-------- RECORDED INFORMATION

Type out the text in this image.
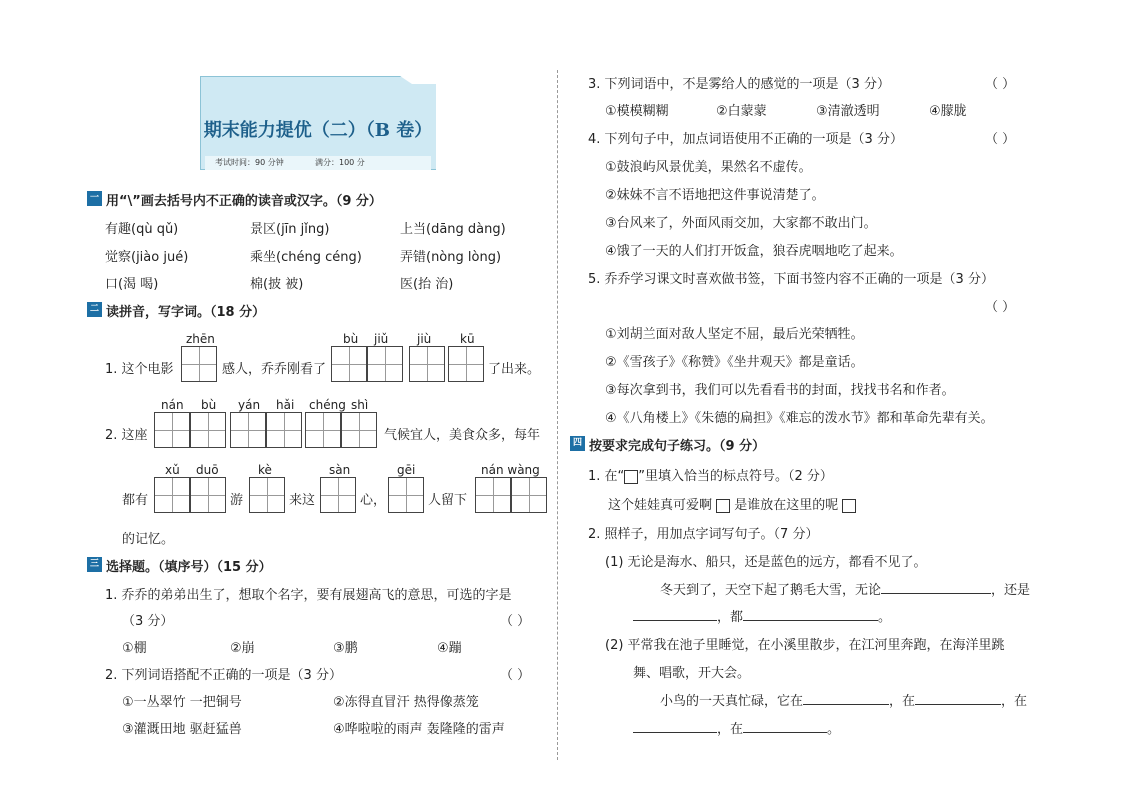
期末能力提优（二）（B 卷）
考试时间：90 分钟	满分：100 分
一 用“\”画去括号内不正确的读音或汉字。（9 分）
有趣(qù qǔ)	景区(jīn jǐng)	上当(dāng dàng)
觉察(jiào jué)	乘坐(chéng céng)	弄错(nòng lòng)
口(渴 喝)	棉(披 被)	医(抬 治)
二 读拼音，写字词。（18 分）
zhēn	bù jiǔ jiù kū
1. 这个电影	感人，乔乔刚看了	了出来。
nán bù yán hǎi chéng shì
2. 这座	气候宜人，美食众多，每年
xǔ duō	kè	sàn	gēi	nán wàng
都有	游	来这	心，	人留下
的记忆。
三 选择题。（填序号）（15 分）
1. 乔乔的弟弟出生了，想取个名字，要有展翅高飞的意思，可选的字是
（3 分）	（ ）
①棚	②崩	③鹏	④蹦
2. 下列词语搭配不正确的一项是（3 分）	（ ）
①一丛翠竹 一把铜号	②冻得直冒汗 热得像蒸笼
③灌溉田地 驱赶猛兽	④哗啦啦的雨声 轰隆隆的雷声
3. 下列词语中，不是雾给人的感觉的一项是（3 分）	（ ）
①模模糊糊	②白蒙蒙	③清澈透明	④朦胧
4. 下列句子中，加点词语使用不正确的一项是（3 分）	（ ）
①鼓浪屿风景优美，果然名不虚传。
②妹妹不言不语地把这件事说清楚了。
③台风来了，外面风雨交加，大家都不敢出门。
④饿了一天的人们打开饭盒，狼吞虎咽地吃了起来。
5. 乔乔学习课文时喜欢做书签，下面书签内容不正确的一项是（3 分）
（ ）
①刘胡兰面对敌人坚定不屈，最后光荣牺牲。
②《雪孩子》《称赞》《坐井观天》都是童话。
③每次拿到书，我们可以先看看书的封面，找找书名和作者。
④《八角楼上》《朱德的扁担》《难忘的泼水节》都和革命先辈有关。
四 按要求完成句子练习。（9 分）
1. 在“ ”里填入恰当的标点符号。（2 分）
这个娃娃真可爱啊 是谁放在这里的呢
2. 照样子，用加点字词写句子。（7 分）
(1) 无论是海水、船只，还是蓝色的远方，都看不见了。
冬天到了，天空下起了鹅毛大雪，无论	，还是
，都	。
(2) 平常我在池子里睡觉，在小溪里散步，在江河里奔跑，在海洋里跳
舞、唱歌，开大会。
小鸟的一天真忙碌，它在	，在	，在
，在	。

----------------

■ YOUR GOAL: Keep the pictures out of the copy and return the rest of the data above exactly.

■ OUTPUT FOR THIS TASK:
Type out the text in this image.
期末能力提优（二）（B 卷）
考试时间：90 分钟	满分：100 分
一 用“\”画去括号内不正确的读音或汉字。（9 分）
有趣(qù qǔ)	景区(jīn jǐng)	上当(dāng dàng)
觉察(jiào jué)	乘坐(chéng céng)	弄错(nòng lòng)
口(渴 喝)	棉(披 被)	医(抬 治)
二 读拼音，写字词。（18 分）
zhēn	bù jiǔ jiù kū
1. 这个电影	感人，乔乔刚看了	了出来。
nán bù yán hǎi chéng shì
2. 这座	气候宜人，美食众多，每年
xǔ duō	kè	sàn	gēi	nán wàng
都有	游	来这	心，	人留下
的记忆。
三 选择题。（填序号）（15 分）
1. 乔乔的弟弟出生了，想取个名字，要有展翅高飞的意思，可选的字是
（3 分）	（ ）
①棚	②崩	③鹏	④蹦
2. 下列词语搭配不正确的一项是（3 分）	（ ）
①一丛翠竹 一把铜号	②冻得直冒汗 热得像蒸笼
③灌溉田地 驱赶猛兽	④哗啦啦的雨声 轰隆隆的雷声
3. 下列词语中，不是雾给人的感觉的一项是（3 分）	（ ）
①模模糊糊	②白蒙蒙	③清澈透明	④朦胧
4. 下列句子中，加点词语使用不正确的一项是（3 分）	（ ）
①鼓浪屿风景优美，果然名不虚传。
②妹妹不言不语地把这件事说清楚了。
③台风来了，外面风雨交加，大家都不敢出门。
④饿了一天的人们打开饭盒，狼吞虎咽地吃了起来。
5. 乔乔学习课文时喜欢做书签，下面书签内容不正确的一项是（3 分）
（ ）
①刘胡兰面对敌人坚定不屈，最后光荣牺牲。
②《雪孩子》《称赞》《坐井观天》都是童话。
③每次拿到书，我们可以先看看书的封面，找找书名和作者。
④《八角楼上》《朱德的扁担》《难忘的泼水节》都和革命先辈有关。
四 按要求完成句子练习。（9 分）
1. 在“ ”里填入恰当的标点符号。（2 分）
这个娃娃真可爱啊 是谁放在这里的呢
2. 照样子，用加点字词写句子。（7 分）
(1) 无论是海水、船只，还是蓝色的远方，都看不见了。
冬天到了，天空下起了鹅毛大雪，无论	，还是
，都	。
(2) 平常我在池子里睡觉，在小溪里散步，在江河里奔跑，在海洋里跳
舞、唱歌，开大会。
小鸟的一天真忙碌，它在	，在	，在
，在	。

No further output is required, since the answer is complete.